Objective:
Could you print every record below exactly as it appears?

Provided material:
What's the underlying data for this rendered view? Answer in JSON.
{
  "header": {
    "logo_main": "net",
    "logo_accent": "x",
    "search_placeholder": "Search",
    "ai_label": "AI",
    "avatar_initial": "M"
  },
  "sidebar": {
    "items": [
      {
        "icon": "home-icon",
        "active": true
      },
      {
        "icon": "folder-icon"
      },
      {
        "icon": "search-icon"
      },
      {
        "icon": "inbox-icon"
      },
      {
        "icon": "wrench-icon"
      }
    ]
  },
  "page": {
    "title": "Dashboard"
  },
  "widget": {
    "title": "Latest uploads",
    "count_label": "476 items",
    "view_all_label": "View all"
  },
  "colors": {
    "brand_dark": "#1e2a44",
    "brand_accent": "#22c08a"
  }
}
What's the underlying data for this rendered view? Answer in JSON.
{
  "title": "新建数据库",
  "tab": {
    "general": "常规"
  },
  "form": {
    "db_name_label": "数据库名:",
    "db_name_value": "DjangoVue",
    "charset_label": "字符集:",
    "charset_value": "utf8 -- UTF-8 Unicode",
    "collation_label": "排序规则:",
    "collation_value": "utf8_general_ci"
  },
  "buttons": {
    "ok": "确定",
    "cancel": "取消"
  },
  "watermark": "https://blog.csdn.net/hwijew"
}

Written reply:
What's the underlying data for this rendered view? Answer in JSON.
{
  "header": {
    "logo_main": "net",
    "logo_accent": "x",
    "search_placeholder": "Search",
    "ai_label": "AI",
    "avatar_initial": "M"
  },
  "sidebar": {
    "items": [
      {
        "icon": "home-icon",
        "active": true
      },
      {
        "icon": "folder-icon"
      },
      {
        "icon": "search-icon"
      },
      {
        "icon": "inbox-icon"
      },
      {
        "icon": "wrench-icon"
      }
    ]
  },
  "page": {
    "title": "Dashboard"
  },
  "widget": {
    "title": "Latest uploads",
    "count_label": "476 items",
    "view_all_label": "View all"
  },
  "colors": {
    "brand_dark": "#1e2a44",
    "brand_accent": "#22c08a"
  }
}
What's the underlying data for this rendered view? Answer in JSON.
{
  "title": "新建数据库",
  "tab": {
    "general": "常规"
  },
  "form": {
    "db_name_label": "数据库名:",
    "db_name_value": "DjangoVue",
    "charset_label": "字符集:",
    "charset_value": "utf8 -- UTF-8 Unicode",
    "collation_label": "排序规则:",
    "collation_value": "utf8_general_ci"
  },
  "buttons": {
    "ok": "确定",
    "cancel": "取消"
  },
  "watermark": "https://blog.csdn.net/hwijew"
}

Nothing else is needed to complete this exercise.